------ Available records

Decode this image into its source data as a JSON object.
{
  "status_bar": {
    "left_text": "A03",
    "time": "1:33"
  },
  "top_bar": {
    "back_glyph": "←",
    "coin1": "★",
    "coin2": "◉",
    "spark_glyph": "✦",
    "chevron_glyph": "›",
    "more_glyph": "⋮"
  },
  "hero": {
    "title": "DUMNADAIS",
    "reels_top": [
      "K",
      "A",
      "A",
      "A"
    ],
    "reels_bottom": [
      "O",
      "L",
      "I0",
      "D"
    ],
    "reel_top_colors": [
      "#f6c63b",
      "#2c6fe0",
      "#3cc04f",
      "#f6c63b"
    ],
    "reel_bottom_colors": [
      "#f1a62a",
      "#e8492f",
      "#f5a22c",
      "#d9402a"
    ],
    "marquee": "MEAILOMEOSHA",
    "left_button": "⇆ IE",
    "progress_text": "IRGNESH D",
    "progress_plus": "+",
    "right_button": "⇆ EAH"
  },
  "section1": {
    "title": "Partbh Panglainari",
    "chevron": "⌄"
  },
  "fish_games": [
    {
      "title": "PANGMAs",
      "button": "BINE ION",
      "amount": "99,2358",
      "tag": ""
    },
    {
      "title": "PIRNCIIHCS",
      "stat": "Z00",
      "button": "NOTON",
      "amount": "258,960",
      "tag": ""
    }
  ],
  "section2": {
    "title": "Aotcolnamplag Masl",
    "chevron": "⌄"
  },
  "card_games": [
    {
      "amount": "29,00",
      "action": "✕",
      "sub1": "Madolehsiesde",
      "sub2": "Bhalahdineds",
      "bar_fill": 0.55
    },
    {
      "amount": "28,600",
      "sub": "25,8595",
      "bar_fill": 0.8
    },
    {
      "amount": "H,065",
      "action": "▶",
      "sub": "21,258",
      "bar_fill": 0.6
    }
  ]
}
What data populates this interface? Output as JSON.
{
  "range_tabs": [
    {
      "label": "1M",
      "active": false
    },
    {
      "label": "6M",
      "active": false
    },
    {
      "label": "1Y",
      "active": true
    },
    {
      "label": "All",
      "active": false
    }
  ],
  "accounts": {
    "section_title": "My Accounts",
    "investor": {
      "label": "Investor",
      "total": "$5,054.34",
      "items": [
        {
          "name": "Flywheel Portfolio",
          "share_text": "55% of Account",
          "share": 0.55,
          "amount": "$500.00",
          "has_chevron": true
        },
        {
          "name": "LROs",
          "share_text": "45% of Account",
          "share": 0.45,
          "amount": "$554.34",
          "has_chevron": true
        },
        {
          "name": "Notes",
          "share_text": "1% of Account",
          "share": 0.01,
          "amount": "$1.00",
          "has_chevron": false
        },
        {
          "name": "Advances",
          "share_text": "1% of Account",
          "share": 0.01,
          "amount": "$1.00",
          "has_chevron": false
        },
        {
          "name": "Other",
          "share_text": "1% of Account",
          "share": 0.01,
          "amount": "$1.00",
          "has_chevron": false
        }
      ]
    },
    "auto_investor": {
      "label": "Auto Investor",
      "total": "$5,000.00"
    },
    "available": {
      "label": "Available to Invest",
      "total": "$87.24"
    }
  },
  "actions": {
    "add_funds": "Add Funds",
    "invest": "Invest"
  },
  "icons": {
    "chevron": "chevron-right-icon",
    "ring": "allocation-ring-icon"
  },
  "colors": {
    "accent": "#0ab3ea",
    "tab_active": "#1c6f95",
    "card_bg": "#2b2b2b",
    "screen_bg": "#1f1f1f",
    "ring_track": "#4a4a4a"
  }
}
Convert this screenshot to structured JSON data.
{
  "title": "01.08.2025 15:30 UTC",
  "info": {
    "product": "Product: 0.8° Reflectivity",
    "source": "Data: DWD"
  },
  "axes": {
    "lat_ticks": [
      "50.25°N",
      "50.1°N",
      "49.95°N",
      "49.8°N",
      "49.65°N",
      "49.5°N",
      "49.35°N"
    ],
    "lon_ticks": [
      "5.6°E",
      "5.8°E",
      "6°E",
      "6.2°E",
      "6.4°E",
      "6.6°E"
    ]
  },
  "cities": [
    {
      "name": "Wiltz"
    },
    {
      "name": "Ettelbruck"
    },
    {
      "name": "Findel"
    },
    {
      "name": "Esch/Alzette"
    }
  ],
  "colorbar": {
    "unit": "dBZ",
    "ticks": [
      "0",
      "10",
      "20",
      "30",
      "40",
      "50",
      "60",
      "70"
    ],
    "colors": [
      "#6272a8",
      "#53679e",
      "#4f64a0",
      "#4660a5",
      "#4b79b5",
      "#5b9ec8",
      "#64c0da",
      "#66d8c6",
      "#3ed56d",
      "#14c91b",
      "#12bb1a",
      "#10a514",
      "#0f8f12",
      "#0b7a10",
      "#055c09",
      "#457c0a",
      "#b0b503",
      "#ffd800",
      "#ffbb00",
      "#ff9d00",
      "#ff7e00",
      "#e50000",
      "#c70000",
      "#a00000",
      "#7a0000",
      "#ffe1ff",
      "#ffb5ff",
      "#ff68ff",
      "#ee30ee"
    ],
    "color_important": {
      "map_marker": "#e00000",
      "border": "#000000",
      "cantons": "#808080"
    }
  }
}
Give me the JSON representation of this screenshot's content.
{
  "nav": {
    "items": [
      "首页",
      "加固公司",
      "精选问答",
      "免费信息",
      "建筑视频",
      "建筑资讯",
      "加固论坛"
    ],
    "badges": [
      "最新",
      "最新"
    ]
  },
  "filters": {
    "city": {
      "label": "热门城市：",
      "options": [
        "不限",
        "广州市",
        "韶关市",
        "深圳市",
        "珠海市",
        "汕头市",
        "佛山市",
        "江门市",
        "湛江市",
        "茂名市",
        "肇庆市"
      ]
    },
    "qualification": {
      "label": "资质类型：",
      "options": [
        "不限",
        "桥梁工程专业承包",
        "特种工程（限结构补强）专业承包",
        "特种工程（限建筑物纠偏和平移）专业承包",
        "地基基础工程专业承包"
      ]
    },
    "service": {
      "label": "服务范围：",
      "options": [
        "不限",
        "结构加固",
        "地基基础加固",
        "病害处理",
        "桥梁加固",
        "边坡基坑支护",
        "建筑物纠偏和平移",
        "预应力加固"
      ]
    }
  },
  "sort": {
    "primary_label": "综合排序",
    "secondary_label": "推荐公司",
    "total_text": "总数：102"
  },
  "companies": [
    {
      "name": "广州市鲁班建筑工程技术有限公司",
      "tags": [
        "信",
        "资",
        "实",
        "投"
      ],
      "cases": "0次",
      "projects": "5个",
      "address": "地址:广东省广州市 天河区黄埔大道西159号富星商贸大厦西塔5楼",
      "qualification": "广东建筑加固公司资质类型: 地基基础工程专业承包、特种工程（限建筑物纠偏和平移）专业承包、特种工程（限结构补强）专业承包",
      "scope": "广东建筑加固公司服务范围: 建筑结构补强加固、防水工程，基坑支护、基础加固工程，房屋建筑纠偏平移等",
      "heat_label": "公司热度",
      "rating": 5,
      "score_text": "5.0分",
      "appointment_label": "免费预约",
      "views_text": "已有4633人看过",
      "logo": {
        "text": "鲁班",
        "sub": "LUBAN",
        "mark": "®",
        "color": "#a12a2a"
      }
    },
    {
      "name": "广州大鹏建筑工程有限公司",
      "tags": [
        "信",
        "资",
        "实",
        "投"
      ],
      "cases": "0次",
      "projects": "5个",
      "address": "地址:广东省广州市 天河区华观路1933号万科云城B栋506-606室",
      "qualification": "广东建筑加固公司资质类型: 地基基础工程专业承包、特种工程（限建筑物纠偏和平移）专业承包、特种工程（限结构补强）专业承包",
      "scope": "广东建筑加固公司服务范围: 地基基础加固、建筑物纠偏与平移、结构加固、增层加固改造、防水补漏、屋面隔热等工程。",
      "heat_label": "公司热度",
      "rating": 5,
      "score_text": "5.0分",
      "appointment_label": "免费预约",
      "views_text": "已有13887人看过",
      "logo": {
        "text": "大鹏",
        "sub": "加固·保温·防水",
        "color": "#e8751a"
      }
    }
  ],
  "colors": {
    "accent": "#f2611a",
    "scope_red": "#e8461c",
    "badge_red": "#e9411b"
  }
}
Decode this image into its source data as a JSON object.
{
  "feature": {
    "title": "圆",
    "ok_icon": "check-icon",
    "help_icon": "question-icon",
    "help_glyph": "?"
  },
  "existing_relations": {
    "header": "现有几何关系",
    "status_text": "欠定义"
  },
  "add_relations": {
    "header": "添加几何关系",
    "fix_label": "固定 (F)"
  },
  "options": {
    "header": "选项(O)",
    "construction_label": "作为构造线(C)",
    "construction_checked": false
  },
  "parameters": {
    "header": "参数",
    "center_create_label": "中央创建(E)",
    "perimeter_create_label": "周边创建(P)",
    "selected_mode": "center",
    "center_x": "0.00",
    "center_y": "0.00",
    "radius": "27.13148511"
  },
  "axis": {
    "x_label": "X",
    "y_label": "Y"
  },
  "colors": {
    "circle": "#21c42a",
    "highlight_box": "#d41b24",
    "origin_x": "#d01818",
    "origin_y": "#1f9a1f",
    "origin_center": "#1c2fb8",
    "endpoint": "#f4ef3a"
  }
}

------------

Establish how many lines of the material above hold the word "JSON". Nothing but the count should be returned.

5